## Task
Give the number of lines in the records below that include "ABERTURA", and nothing more.

## Records for the exercise
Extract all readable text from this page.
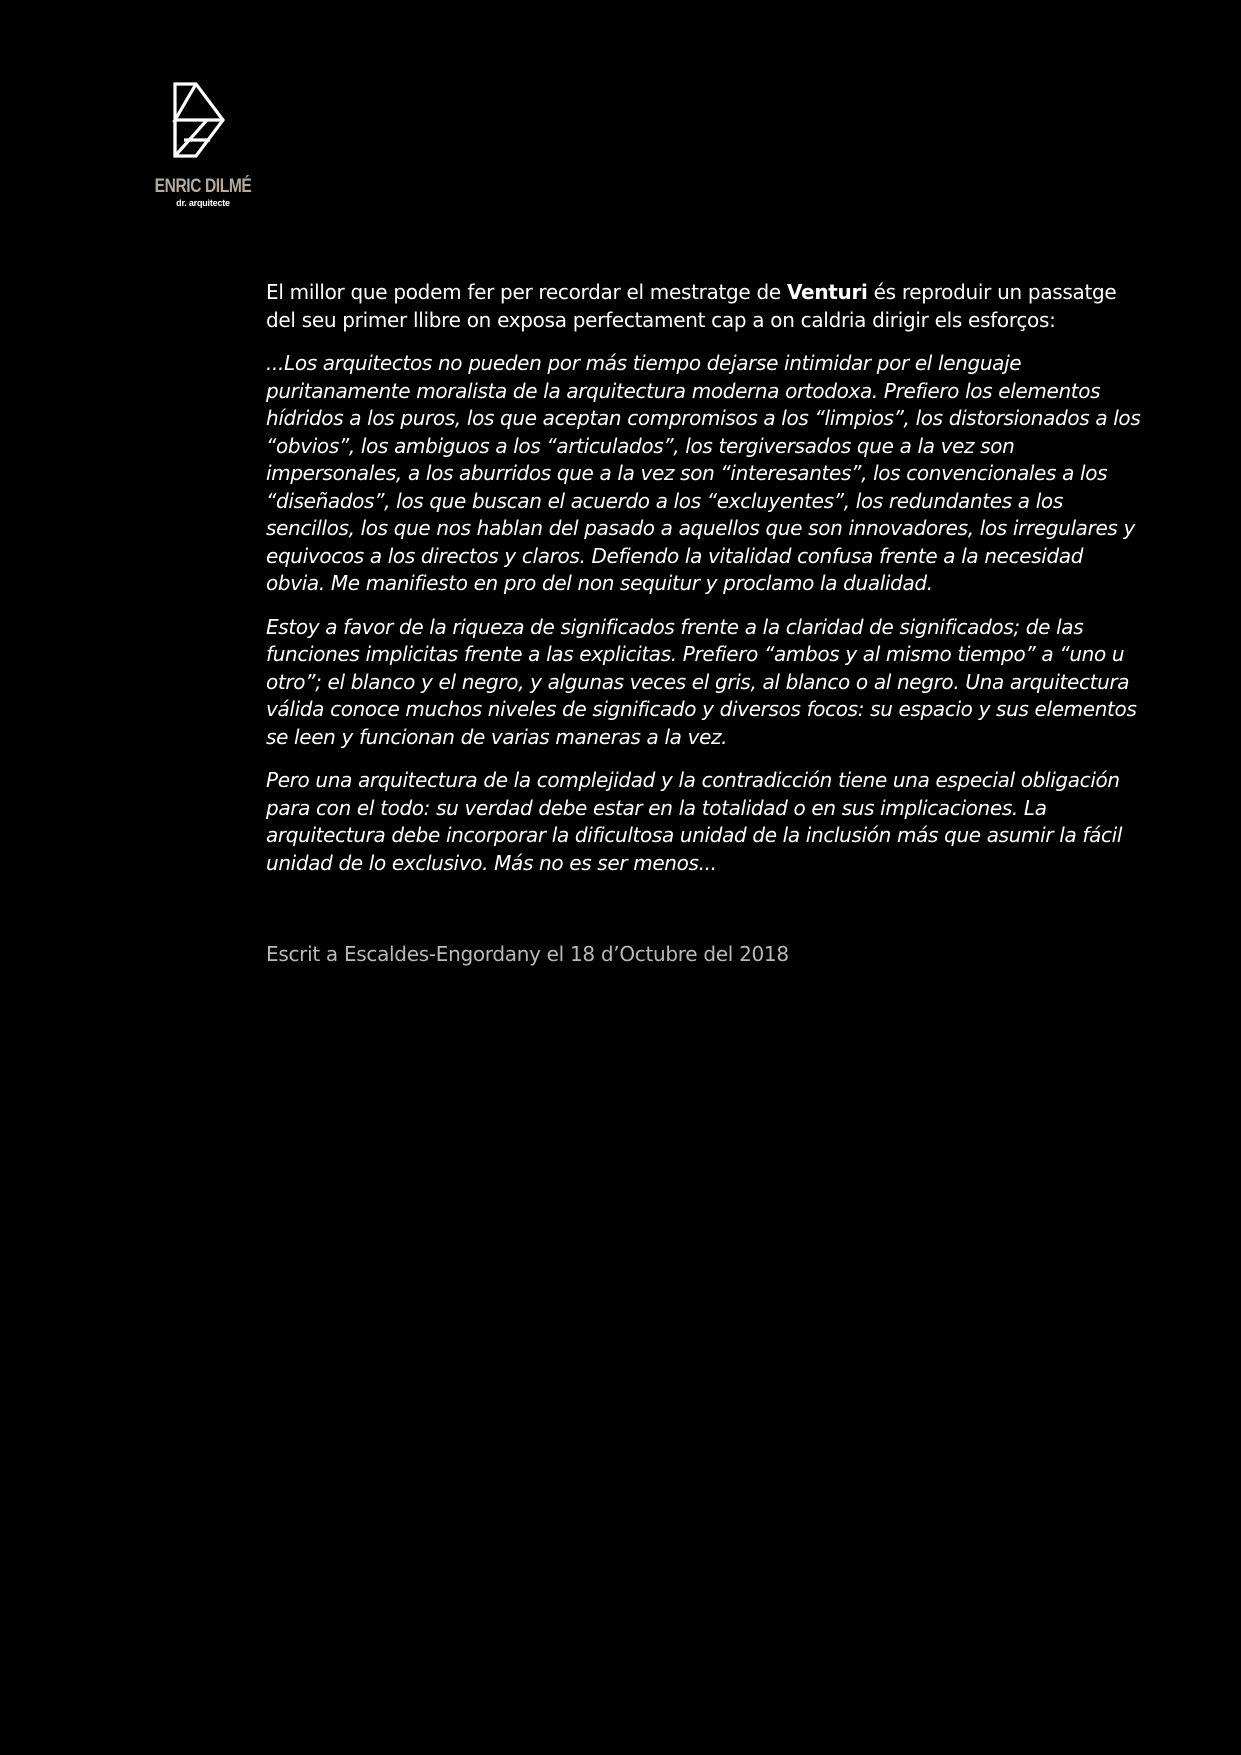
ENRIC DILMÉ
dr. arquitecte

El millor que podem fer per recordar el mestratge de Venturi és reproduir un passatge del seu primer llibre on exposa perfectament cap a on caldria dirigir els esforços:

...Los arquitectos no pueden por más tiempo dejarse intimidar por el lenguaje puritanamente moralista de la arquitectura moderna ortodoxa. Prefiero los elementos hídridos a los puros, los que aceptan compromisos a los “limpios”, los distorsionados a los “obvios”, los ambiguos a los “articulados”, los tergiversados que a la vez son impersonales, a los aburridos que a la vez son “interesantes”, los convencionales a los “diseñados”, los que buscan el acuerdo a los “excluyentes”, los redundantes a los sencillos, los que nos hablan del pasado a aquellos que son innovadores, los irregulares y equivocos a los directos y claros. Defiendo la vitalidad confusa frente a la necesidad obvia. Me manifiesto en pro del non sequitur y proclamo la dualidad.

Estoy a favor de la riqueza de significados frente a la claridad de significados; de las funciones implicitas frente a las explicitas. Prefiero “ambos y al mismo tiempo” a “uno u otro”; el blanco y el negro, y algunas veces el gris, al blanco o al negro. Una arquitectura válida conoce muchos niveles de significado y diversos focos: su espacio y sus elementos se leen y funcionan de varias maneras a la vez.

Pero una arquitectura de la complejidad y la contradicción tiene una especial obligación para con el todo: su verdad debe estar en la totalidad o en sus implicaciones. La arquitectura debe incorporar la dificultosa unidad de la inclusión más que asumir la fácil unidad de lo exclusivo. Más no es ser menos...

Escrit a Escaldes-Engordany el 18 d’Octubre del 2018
--
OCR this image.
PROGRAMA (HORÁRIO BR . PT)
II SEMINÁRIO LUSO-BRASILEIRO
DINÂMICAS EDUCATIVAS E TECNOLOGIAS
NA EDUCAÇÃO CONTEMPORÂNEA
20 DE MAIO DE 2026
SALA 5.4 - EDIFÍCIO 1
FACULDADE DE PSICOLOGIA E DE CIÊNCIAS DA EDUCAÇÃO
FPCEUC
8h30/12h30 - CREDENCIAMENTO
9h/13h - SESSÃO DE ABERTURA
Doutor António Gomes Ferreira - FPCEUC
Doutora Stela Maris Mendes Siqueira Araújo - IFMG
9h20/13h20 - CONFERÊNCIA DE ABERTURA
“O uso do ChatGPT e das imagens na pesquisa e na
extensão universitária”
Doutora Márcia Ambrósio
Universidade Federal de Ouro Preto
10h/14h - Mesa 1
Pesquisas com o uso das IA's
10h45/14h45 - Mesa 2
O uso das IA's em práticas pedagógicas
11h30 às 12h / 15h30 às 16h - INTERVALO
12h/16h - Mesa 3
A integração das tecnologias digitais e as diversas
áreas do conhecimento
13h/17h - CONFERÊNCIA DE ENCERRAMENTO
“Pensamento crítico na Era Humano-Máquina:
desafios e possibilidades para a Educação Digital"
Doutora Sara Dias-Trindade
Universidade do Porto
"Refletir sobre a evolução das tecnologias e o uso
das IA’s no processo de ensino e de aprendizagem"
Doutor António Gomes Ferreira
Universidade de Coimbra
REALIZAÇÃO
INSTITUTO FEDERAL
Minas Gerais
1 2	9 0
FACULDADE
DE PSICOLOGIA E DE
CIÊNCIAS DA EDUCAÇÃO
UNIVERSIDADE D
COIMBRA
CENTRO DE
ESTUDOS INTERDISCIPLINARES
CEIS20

## Output for this task
2